Stored data entries:

________________________

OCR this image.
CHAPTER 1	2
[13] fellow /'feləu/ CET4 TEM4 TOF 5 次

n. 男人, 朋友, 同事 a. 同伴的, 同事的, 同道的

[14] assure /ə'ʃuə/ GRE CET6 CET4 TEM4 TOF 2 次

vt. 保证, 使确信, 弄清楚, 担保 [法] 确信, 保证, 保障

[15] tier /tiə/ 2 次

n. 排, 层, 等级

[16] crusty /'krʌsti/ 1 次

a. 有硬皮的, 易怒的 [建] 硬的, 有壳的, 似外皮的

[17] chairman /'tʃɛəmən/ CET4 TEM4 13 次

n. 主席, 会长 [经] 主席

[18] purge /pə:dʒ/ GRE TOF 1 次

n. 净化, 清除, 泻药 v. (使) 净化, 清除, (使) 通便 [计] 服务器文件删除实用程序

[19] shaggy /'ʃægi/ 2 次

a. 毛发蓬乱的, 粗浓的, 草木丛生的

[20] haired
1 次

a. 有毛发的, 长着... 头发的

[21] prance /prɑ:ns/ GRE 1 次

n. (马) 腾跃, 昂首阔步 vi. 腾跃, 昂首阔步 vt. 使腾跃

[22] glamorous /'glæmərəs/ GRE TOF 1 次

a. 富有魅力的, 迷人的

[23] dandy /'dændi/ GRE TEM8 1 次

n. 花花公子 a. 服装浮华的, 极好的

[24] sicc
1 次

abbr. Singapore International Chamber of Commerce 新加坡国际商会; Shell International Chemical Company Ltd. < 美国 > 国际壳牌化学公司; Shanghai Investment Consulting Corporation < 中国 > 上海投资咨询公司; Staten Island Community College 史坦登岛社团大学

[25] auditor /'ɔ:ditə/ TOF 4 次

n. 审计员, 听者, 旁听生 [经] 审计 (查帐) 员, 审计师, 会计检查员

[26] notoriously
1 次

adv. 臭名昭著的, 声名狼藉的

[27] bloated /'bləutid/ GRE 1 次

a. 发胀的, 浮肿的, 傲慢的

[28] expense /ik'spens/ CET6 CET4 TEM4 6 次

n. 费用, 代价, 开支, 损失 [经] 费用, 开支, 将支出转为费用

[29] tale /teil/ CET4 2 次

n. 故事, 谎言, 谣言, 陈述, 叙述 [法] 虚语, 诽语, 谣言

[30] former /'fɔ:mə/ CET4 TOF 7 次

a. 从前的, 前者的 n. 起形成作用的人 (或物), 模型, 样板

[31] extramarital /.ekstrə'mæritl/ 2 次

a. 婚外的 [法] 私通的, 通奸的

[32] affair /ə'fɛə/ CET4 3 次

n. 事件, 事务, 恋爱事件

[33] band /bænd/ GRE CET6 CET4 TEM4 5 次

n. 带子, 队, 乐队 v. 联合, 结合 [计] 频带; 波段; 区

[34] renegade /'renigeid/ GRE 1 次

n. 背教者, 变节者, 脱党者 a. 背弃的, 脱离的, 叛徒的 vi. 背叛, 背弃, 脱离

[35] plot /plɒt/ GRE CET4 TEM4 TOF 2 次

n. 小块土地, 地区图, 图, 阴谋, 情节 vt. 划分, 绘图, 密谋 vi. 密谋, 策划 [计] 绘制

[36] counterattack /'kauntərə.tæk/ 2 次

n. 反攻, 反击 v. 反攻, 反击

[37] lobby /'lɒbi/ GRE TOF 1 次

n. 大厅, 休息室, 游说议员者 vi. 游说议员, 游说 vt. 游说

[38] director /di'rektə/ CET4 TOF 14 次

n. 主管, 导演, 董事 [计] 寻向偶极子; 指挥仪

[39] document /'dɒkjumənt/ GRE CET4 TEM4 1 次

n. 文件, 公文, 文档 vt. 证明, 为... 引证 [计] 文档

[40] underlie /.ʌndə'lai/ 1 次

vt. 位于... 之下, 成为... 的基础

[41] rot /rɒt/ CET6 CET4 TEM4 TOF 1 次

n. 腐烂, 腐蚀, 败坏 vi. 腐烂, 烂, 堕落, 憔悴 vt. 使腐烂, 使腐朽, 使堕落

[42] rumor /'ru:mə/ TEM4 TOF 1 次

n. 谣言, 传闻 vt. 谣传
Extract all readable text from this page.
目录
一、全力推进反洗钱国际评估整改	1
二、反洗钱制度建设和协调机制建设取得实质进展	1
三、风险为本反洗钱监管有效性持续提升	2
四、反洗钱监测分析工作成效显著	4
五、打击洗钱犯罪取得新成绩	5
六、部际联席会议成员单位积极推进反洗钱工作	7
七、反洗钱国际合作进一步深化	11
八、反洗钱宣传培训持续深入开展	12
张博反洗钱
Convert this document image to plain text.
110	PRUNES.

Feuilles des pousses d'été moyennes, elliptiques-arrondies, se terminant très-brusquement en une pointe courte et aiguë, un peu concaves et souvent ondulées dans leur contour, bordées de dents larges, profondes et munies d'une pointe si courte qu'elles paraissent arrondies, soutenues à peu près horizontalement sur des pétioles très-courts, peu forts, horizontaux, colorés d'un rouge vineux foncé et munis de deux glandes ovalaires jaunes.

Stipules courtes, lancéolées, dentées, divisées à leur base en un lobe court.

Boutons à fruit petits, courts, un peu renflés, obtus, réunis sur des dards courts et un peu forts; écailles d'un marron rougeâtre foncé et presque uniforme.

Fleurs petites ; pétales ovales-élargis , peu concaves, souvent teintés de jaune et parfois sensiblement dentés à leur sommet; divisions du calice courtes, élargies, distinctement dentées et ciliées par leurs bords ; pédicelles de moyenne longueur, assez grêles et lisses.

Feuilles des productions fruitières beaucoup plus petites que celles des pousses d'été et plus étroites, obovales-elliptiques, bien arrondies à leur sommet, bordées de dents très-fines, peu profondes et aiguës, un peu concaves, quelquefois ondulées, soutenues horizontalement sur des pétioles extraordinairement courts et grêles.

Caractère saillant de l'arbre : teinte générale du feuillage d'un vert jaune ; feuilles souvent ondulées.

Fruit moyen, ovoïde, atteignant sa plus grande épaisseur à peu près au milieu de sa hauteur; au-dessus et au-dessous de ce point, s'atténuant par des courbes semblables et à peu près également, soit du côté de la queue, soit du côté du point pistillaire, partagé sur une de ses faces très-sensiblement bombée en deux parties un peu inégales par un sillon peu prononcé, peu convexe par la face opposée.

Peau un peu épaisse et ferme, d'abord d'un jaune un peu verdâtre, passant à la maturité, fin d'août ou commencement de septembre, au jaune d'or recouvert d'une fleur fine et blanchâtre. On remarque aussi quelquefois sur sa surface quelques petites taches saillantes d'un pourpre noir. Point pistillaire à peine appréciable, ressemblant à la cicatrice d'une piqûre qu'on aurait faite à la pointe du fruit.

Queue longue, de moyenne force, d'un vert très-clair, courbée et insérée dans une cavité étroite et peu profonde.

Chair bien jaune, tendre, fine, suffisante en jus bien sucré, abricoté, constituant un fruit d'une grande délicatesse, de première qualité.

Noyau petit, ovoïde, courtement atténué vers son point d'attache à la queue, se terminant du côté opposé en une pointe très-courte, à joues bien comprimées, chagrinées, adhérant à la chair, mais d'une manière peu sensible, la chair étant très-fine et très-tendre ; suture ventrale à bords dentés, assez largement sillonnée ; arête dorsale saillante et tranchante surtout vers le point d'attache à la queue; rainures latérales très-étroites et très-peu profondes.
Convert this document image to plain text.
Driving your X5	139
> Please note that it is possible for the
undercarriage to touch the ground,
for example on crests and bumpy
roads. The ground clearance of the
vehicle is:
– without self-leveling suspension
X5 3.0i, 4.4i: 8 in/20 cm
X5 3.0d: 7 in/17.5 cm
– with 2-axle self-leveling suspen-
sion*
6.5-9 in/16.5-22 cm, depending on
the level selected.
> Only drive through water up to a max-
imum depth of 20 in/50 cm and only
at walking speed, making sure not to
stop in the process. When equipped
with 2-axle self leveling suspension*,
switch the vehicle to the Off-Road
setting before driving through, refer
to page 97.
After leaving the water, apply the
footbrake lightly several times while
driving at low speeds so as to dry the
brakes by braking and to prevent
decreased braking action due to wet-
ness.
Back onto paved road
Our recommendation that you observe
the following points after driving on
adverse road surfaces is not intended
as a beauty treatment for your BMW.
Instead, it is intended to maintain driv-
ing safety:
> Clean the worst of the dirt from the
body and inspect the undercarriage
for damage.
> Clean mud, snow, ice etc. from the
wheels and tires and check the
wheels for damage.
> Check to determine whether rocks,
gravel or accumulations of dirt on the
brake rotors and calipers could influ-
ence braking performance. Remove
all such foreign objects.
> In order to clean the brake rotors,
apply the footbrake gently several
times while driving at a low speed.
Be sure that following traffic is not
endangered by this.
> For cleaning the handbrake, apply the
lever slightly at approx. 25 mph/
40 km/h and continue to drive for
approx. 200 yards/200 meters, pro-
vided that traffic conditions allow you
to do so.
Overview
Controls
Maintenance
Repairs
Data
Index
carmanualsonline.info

________________________

Which lines hold the word "rotors"? Copy all of them.

brake rotors and calipers could influ-
> In order to clean the brake rotors,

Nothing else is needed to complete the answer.